Prompt -
Output every line of the material exactly, omitting images.

[Stored data]
***
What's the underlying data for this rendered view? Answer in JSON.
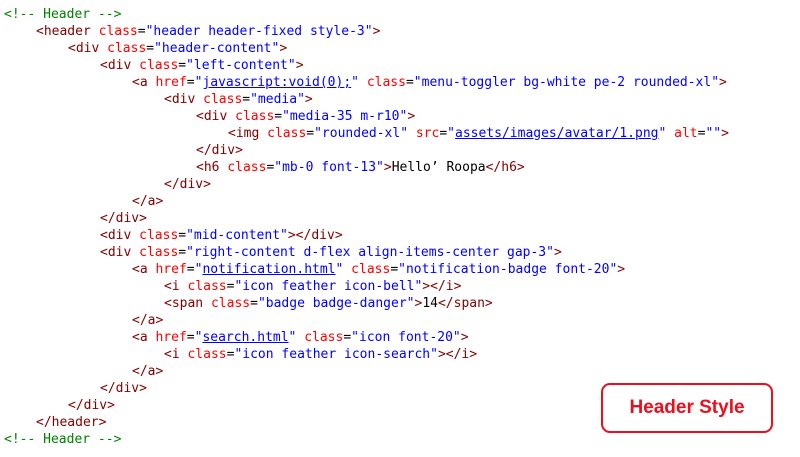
{
  "code_lines": [
    {
      "indent": 0,
      "parts": [
        [
          "c",
          "<!-- Header -->"
        ]
      ]
    },
    {
      "indent": 1,
      "parts": [
        [
          "t",
          "<header"
        ],
        [
          "x",
          " "
        ],
        [
          "a",
          "class"
        ],
        [
          "x",
          "="
        ],
        [
          "v",
          "\"header header-fixed style-3\""
        ],
        [
          "t",
          ">"
        ]
      ]
    },
    {
      "indent": 2,
      "parts": [
        [
          "t",
          "<div"
        ],
        [
          "x",
          " "
        ],
        [
          "a",
          "class"
        ],
        [
          "x",
          "="
        ],
        [
          "v",
          "\"header-content\""
        ],
        [
          "t",
          ">"
        ]
      ]
    },
    {
      "indent": 3,
      "parts": [
        [
          "t",
          "<div"
        ],
        [
          "x",
          " "
        ],
        [
          "a",
          "class"
        ],
        [
          "x",
          "="
        ],
        [
          "v",
          "\"left-content\""
        ],
        [
          "t",
          ">"
        ]
      ]
    },
    {
      "indent": 4,
      "parts": [
        [
          "t",
          "<a"
        ],
        [
          "x",
          " "
        ],
        [
          "a",
          "href"
        ],
        [
          "x",
          "="
        ],
        [
          "v",
          "\""
        ],
        [
          "u",
          "javascript:void(0);"
        ],
        [
          "v",
          "\""
        ],
        [
          "x",
          " "
        ],
        [
          "a",
          "class"
        ],
        [
          "x",
          "="
        ],
        [
          "v",
          "\"menu-toggler bg-white pe-2 rounded-xl\""
        ],
        [
          "t",
          ">"
        ]
      ]
    },
    {
      "indent": 5,
      "parts": [
        [
          "t",
          "<div"
        ],
        [
          "x",
          " "
        ],
        [
          "a",
          "class"
        ],
        [
          "x",
          "="
        ],
        [
          "v",
          "\"media\""
        ],
        [
          "t",
          ">"
        ]
      ]
    },
    {
      "indent": 6,
      "parts": [
        [
          "t",
          "<div"
        ],
        [
          "x",
          " "
        ],
        [
          "a",
          "class"
        ],
        [
          "x",
          "="
        ],
        [
          "v",
          "\"media-35 m-r10\""
        ],
        [
          "t",
          ">"
        ]
      ]
    },
    {
      "indent": 7,
      "parts": [
        [
          "t",
          "<img"
        ],
        [
          "x",
          " "
        ],
        [
          "a",
          "class"
        ],
        [
          "x",
          "="
        ],
        [
          "v",
          "\"rounded-xl\""
        ],
        [
          "x",
          " "
        ],
        [
          "a",
          "src"
        ],
        [
          "x",
          "="
        ],
        [
          "v",
          "\""
        ],
        [
          "u",
          "assets/images/avatar/1.png"
        ],
        [
          "v",
          "\""
        ],
        [
          "x",
          " "
        ],
        [
          "a",
          "alt"
        ],
        [
          "x",
          "="
        ],
        [
          "v",
          "\"\""
        ],
        [
          "t",
          ">"
        ]
      ]
    },
    {
      "indent": 6,
      "parts": [
        [
          "t",
          "</div>"
        ]
      ]
    },
    {
      "indent": 6,
      "parts": [
        [
          "t",
          "<h6"
        ],
        [
          "x",
          " "
        ],
        [
          "a",
          "class"
        ],
        [
          "x",
          "="
        ],
        [
          "v",
          "\"mb-0 font-13\""
        ],
        [
          "t",
          ">"
        ],
        [
          "x",
          "Hello’ Roopa"
        ],
        [
          "t",
          "</h6>"
        ]
      ]
    },
    {
      "indent": 5,
      "parts": [
        [
          "t",
          "</div>"
        ]
      ]
    },
    {
      "indent": 4,
      "parts": [
        [
          "t",
          "</a>"
        ]
      ]
    },
    {
      "indent": 3,
      "parts": [
        [
          "t",
          "</div>"
        ]
      ]
    },
    {
      "indent": 3,
      "parts": [
        [
          "t",
          "<div"
        ],
        [
          "x",
          " "
        ],
        [
          "a",
          "class"
        ],
        [
          "x",
          "="
        ],
        [
          "v",
          "\"mid-content\""
        ],
        [
          "t",
          "></div>"
        ]
      ]
    },
    {
      "indent": 3,
      "parts": [
        [
          "t",
          "<div"
        ],
        [
          "x",
          " "
        ],
        [
          "a",
          "class"
        ],
        [
          "x",
          "="
        ],
        [
          "v",
          "\"right-content d-flex align-items-center gap-3\""
        ],
        [
          "t",
          ">"
        ]
      ]
    },
    {
      "indent": 4,
      "parts": [
        [
          "t",
          "<a"
        ],
        [
          "x",
          " "
        ],
        [
          "a",
          "href"
        ],
        [
          "x",
          "="
        ],
        [
          "v",
          "\""
        ],
        [
          "u",
          "notification.html"
        ],
        [
          "v",
          "\""
        ],
        [
          "x",
          " "
        ],
        [
          "a",
          "class"
        ],
        [
          "x",
          "="
        ],
        [
          "v",
          "\"notification-badge font-20\""
        ],
        [
          "t",
          ">"
        ]
      ]
    },
    {
      "indent": 5,
      "parts": [
        [
          "t",
          "<i"
        ],
        [
          "x",
          " "
        ],
        [
          "a",
          "class"
        ],
        [
          "x",
          "="
        ],
        [
          "v",
          "\"icon feather icon-bell\""
        ],
        [
          "t",
          "></i>"
        ]
      ]
    },
    {
      "indent": 5,
      "parts": [
        [
          "t",
          "<span"
        ],
        [
          "x",
          " "
        ],
        [
          "a",
          "class"
        ],
        [
          "x",
          "="
        ],
        [
          "v",
          "\"badge badge-danger\""
        ],
        [
          "t",
          ">"
        ],
        [
          "x",
          "14"
        ],
        [
          "t",
          "</span>"
        ]
      ]
    },
    {
      "indent": 4,
      "parts": [
        [
          "t",
          "</a>"
        ]
      ]
    },
    {
      "indent": 4,
      "parts": [
        [
          "t",
          "<a"
        ],
        [
          "x",
          " "
        ],
        [
          "a",
          "href"
        ],
        [
          "x",
          "="
        ],
        [
          "v",
          "\""
        ],
        [
          "u",
          "search.html"
        ],
        [
          "v",
          "\""
        ],
        [
          "x",
          " "
        ],
        [
          "a",
          "class"
        ],
        [
          "x",
          "="
        ],
        [
          "v",
          "\"icon font-20\""
        ],
        [
          "t",
          ">"
        ]
      ]
    },
    {
      "indent": 5,
      "parts": [
        [
          "t",
          "<i"
        ],
        [
          "x",
          " "
        ],
        [
          "a",
          "class"
        ],
        [
          "x",
          "="
        ],
        [
          "v",
          "\"icon feather icon-search\""
        ],
        [
          "t",
          "></i>"
        ]
      ]
    },
    {
      "indent": 4,
      "parts": [
        [
          "t",
          "</a>"
        ]
      ]
    },
    {
      "indent": 3,
      "parts": [
        [
          "t",
          "</div>"
        ]
      ]
    },
    {
      "indent": 2,
      "parts": [
        [
          "t",
          "</div>"
        ]
      ]
    },
    {
      "indent": 1,
      "parts": [
        [
          "t",
          "</header>"
        ]
      ]
    },
    {
      "indent": 0,
      "parts": [
        [
          "c",
          "<!-- Header -->"
        ]
      ]
    }
  ],
  "label": {
    "text": "Header Style"
  },
  "colors": {
    "accent": "#e8101e",
    "tag": "#800000",
    "attr": "#ff0000",
    "value": "#0000ff",
    "comment": "#008000"
  }
}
***
Exercise result -
What's the underlying data for this rendered view? Answer in JSON.
{
  "code_lines": [
    {
      "indent": 0,
      "parts": [
        [
          "c",
          "<!-- Header -->"
        ]
      ]
    },
    {
      "indent": 1,
      "parts": [
        [
          "t",
          "<header"
        ],
        [
          "x",
          " "
        ],
        [
          "a",
          "class"
        ],
        [
          "x",
          "="
        ],
        [
          "v",
          "\"header header-fixed style-3\""
        ],
        [
          "t",
          ">"
        ]
      ]
    },
    {
      "indent": 2,
      "parts": [
        [
          "t",
          "<div"
        ],
        [
          "x",
          " "
        ],
        [
          "a",
          "class"
        ],
        [
          "x",
          "="
        ],
        [
          "v",
          "\"header-content\""
        ],
        [
          "t",
          ">"
        ]
      ]
    },
    {
      "indent": 3,
      "parts": [
        [
          "t",
          "<div"
        ],
        [
          "x",
          " "
        ],
        [
          "a",
          "class"
        ],
        [
          "x",
          "="
        ],
        [
          "v",
          "\"left-content\""
        ],
        [
          "t",
          ">"
        ]
      ]
    },
    {
      "indent": 4,
      "parts": [
        [
          "t",
          "<a"
        ],
        [
          "x",
          " "
        ],
        [
          "a",
          "href"
        ],
        [
          "x",
          "="
        ],
        [
          "v",
          "\""
        ],
        [
          "u",
          "javascript:void(0);"
        ],
        [
          "v",
          "\""
        ],
        [
          "x",
          " "
        ],
        [
          "a",
          "class"
        ],
        [
          "x",
          "="
        ],
        [
          "v",
          "\"menu-toggler bg-white pe-2 rounded-xl\""
        ],
        [
          "t",
          ">"
        ]
      ]
    },
    {
      "indent": 5,
      "parts": [
        [
          "t",
          "<div"
        ],
        [
          "x",
          " "
        ],
        [
          "a",
          "class"
        ],
        [
          "x",
          "="
        ],
        [
          "v",
          "\"media\""
        ],
        [
          "t",
          ">"
        ]
      ]
    },
    {
      "indent": 6,
      "parts": [
        [
          "t",
          "<div"
        ],
        [
          "x",
          " "
        ],
        [
          "a",
          "class"
        ],
        [
          "x",
          "="
        ],
        [
          "v",
          "\"media-35 m-r10\""
        ],
        [
          "t",
          ">"
        ]
      ]
    },
    {
      "indent": 7,
      "parts": [
        [
          "t",
          "<img"
        ],
        [
          "x",
          " "
        ],
        [
          "a",
          "class"
        ],
        [
          "x",
          "="
        ],
        [
          "v",
          "\"rounded-xl\""
        ],
        [
          "x",
          " "
        ],
        [
          "a",
          "src"
        ],
        [
          "x",
          "="
        ],
        [
          "v",
          "\""
        ],
        [
          "u",
          "assets/images/avatar/1.png"
        ],
        [
          "v",
          "\""
        ],
        [
          "x",
          " "
        ],
        [
          "a",
          "alt"
        ],
        [
          "x",
          "="
        ],
        [
          "v",
          "\"\""
        ],
        [
          "t",
          ">"
        ]
      ]
    },
    {
      "indent": 6,
      "parts": [
        [
          "t",
          "</div>"
        ]
      ]
    },
    {
      "indent": 6,
      "parts": [
        [
          "t",
          "<h6"
        ],
        [
          "x",
          " "
        ],
        [
          "a",
          "class"
        ],
        [
          "x",
          "="
        ],
        [
          "v",
          "\"mb-0 font-13\""
        ],
        [
          "t",
          ">"
        ],
        [
          "x",
          "Hello’ Roopa"
        ],
        [
          "t",
          "</h6>"
        ]
      ]
    },
    {
      "indent": 5,
      "parts": [
        [
          "t",
          "</div>"
        ]
      ]
    },
    {
      "indent": 4,
      "parts": [
        [
          "t",
          "</a>"
        ]
      ]
    },
    {
      "indent": 3,
      "parts": [
        [
          "t",
          "</div>"
        ]
      ]
    },
    {
      "indent": 3,
      "parts": [
        [
          "t",
          "<div"
        ],
        [
          "x",
          " "
        ],
        [
          "a",
          "class"
        ],
        [
          "x",
          "="
        ],
        [
          "v",
          "\"mid-content\""
        ],
        [
          "t",
          "></div>"
        ]
      ]
    },
    {
      "indent": 3,
      "parts": [
        [
          "t",
          "<div"
        ],
        [
          "x",
          " "
        ],
        [
          "a",
          "class"
        ],
        [
          "x",
          "="
        ],
        [
          "v",
          "\"right-content d-flex align-items-center gap-3\""
        ],
        [
          "t",
          ">"
        ]
      ]
    },
    {
      "indent": 4,
      "parts": [
        [
          "t",
          "<a"
        ],
        [
          "x",
          " "
        ],
        [
          "a",
          "href"
        ],
        [
          "x",
          "="
        ],
        [
          "v",
          "\""
        ],
        [
          "u",
          "notification.html"
        ],
        [
          "v",
          "\""
        ],
        [
          "x",
          " "
        ],
        [
          "a",
          "class"
        ],
        [
          "x",
          "="
        ],
        [
          "v",
          "\"notification-badge font-20\""
        ],
        [
          "t",
          ">"
        ]
      ]
    },
    {
      "indent": 5,
      "parts": [
        [
          "t",
          "<i"
        ],
        [
          "x",
          " "
        ],
        [
          "a",
          "class"
        ],
        [
          "x",
          "="
        ],
        [
          "v",
          "\"icon feather icon-bell\""
        ],
        [
          "t",
          "></i>"
        ]
      ]
    },
    {
      "indent": 5,
      "parts": [
        [
          "t",
          "<span"
        ],
        [
          "x",
          " "
        ],
        [
          "a",
          "class"
        ],
        [
          "x",
          "="
        ],
        [
          "v",
          "\"badge badge-danger\""
        ],
        [
          "t",
          ">"
        ],
        [
          "x",
          "14"
        ],
        [
          "t",
          "</span>"
        ]
      ]
    },
    {
      "indent": 4,
      "parts": [
        [
          "t",
          "</a>"
        ]
      ]
    },
    {
      "indent": 4,
      "parts": [
        [
          "t",
          "<a"
        ],
        [
          "x",
          " "
        ],
        [
          "a",
          "href"
        ],
        [
          "x",
          "="
        ],
        [
          "v",
          "\""
        ],
        [
          "u",
          "search.html"
        ],
        [
          "v",
          "\""
        ],
        [
          "x",
          " "
        ],
        [
          "a",
          "class"
        ],
        [
          "x",
          "="
        ],
        [
          "v",
          "\"icon font-20\""
        ],
        [
          "t",
          ">"
        ]
      ]
    },
    {
      "indent": 5,
      "parts": [
        [
          "t",
          "<i"
        ],
        [
          "x",
          " "
        ],
        [
          "a",
          "class"
        ],
        [
          "x",
          "="
        ],
        [
          "v",
          "\"icon feather icon-search\""
        ],
        [
          "t",
          "></i>"
        ]
      ]
    },
    {
      "indent": 4,
      "parts": [
        [
          "t",
          "</a>"
        ]
      ]
    },
    {
      "indent": 3,
      "parts": [
        [
          "t",
          "</div>"
        ]
      ]
    },
    {
      "indent": 2,
      "parts": [
        [
          "t",
          "</div>"
        ]
      ]
    },
    {
      "indent": 1,
      "parts": [
        [
          "t",
          "</header>"
        ]
      ]
    },
    {
      "indent": 0,
      "parts": [
        [
          "c",
          "<!-- Header -->"
        ]
      ]
    }
  ],
  "label": {
    "text": "Header Style"
  },
  "colors": {
    "accent": "#e8101e",
    "tag": "#800000",
    "attr": "#ff0000",
    "value": "#0000ff",
    "comment": "#008000"
  }
}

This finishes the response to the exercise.